**WORK TO COMPLETE**
Keep the pictures out of the copy and print all the entries below exactly.

**EXERCISE DATA**

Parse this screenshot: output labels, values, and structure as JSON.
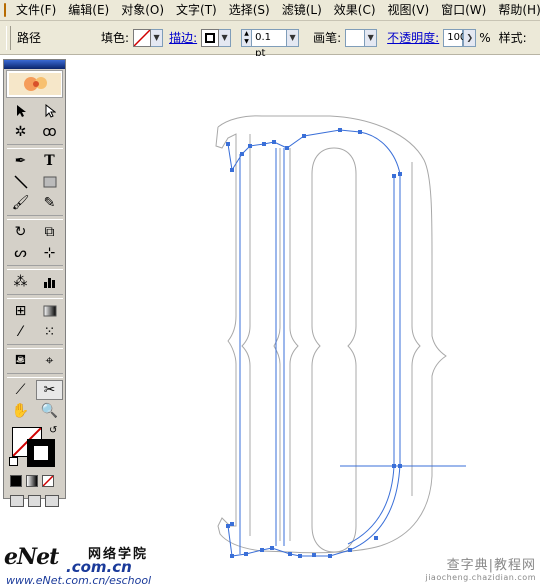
{
  "menubar": {
    "app_icon": "illustrator-app-icon",
    "items": [
      "文件(F)",
      "编辑(E)",
      "对象(O)",
      "文字(T)",
      "选择(S)",
      "滤镜(L)",
      "效果(C)",
      "视图(V)",
      "窗口(W)",
      "帮助(H)"
    ]
  },
  "controlbar": {
    "object_type": "路径",
    "fill_label": "填色:",
    "stroke_link": "描边:",
    "stroke_weight": "0.1 pt",
    "brush_label": "画笔:",
    "opacity_link": "不透明度:",
    "opacity_value": "100",
    "percent": "%",
    "style_label": "样式:"
  },
  "toolbox": {
    "tools": [
      "selection-tool-icon",
      "direct-selection-tool-icon",
      "magic-wand-tool-icon",
      "lasso-tool-icon",
      "pen-tool-icon",
      "type-tool-icon",
      "line-segment-tool-icon",
      "rectangle-tool-icon",
      "paintbrush-tool-icon",
      "pencil-tool-icon",
      "rotate-tool-icon",
      "scale-tool-icon",
      "warp-tool-icon",
      "free-transform-tool-icon",
      "symbol-sprayer-tool-icon",
      "column-graph-tool-icon",
      "mesh-tool-icon",
      "gradient-tool-icon",
      "eyedropper-tool-icon",
      "blend-tool-icon",
      "live-paint-bucket-tool-icon",
      "live-paint-selection-tool-icon",
      "slice-tool-icon",
      "scissors-tool-icon",
      "hand-tool-icon",
      "zoom-tool-icon"
    ],
    "active_tool": "scissors-tool-icon"
  },
  "watermark": {
    "left_brand": "eNet",
    "left_suffix": ".com.cn",
    "left_cn": "网络学院",
    "left_url": "www.eNet.com.cn/eschool",
    "right_cn": "查字典|教程网",
    "right_url": "jiaocheng.chazidian.com"
  },
  "colors": {
    "chrome": "#ece9d8",
    "selection_path": "#3a6fd8",
    "outline_path": "#a8a8a8"
  }
}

**TASK RESPONSE**
Parse this screenshot: output labels, values, and structure as JSON.
{
  "menubar": {
    "app_icon": "illustrator-app-icon",
    "items": [
      "文件(F)",
      "编辑(E)",
      "对象(O)",
      "文字(T)",
      "选择(S)",
      "滤镜(L)",
      "效果(C)",
      "视图(V)",
      "窗口(W)",
      "帮助(H)"
    ]
  },
  "controlbar": {
    "object_type": "路径",
    "fill_label": "填色:",
    "stroke_link": "描边:",
    "stroke_weight": "0.1 pt",
    "brush_label": "画笔:",
    "opacity_link": "不透明度:",
    "opacity_value": "100",
    "percent": "%",
    "style_label": "样式:"
  },
  "toolbox": {
    "tools": [
      "selection-tool-icon",
      "direct-selection-tool-icon",
      "magic-wand-tool-icon",
      "lasso-tool-icon",
      "pen-tool-icon",
      "type-tool-icon",
      "line-segment-tool-icon",
      "rectangle-tool-icon",
      "paintbrush-tool-icon",
      "pencil-tool-icon",
      "rotate-tool-icon",
      "scale-tool-icon",
      "warp-tool-icon",
      "free-transform-tool-icon",
      "symbol-sprayer-tool-icon",
      "column-graph-tool-icon",
      "mesh-tool-icon",
      "gradient-tool-icon",
      "eyedropper-tool-icon",
      "blend-tool-icon",
      "live-paint-bucket-tool-icon",
      "live-paint-selection-tool-icon",
      "slice-tool-icon",
      "scissors-tool-icon",
      "hand-tool-icon",
      "zoom-tool-icon"
    ],
    "active_tool": "scissors-tool-icon"
  },
  "watermark": {
    "left_brand": "eNet",
    "left_suffix": ".com.cn",
    "left_cn": "网络学院",
    "left_url": "www.eNet.com.cn/eschool",
    "right_cn": "查字典|教程网",
    "right_url": "jiaocheng.chazidian.com"
  },
  "colors": {
    "chrome": "#ece9d8",
    "selection_path": "#3a6fd8",
    "outline_path": "#a8a8a8"
  }
}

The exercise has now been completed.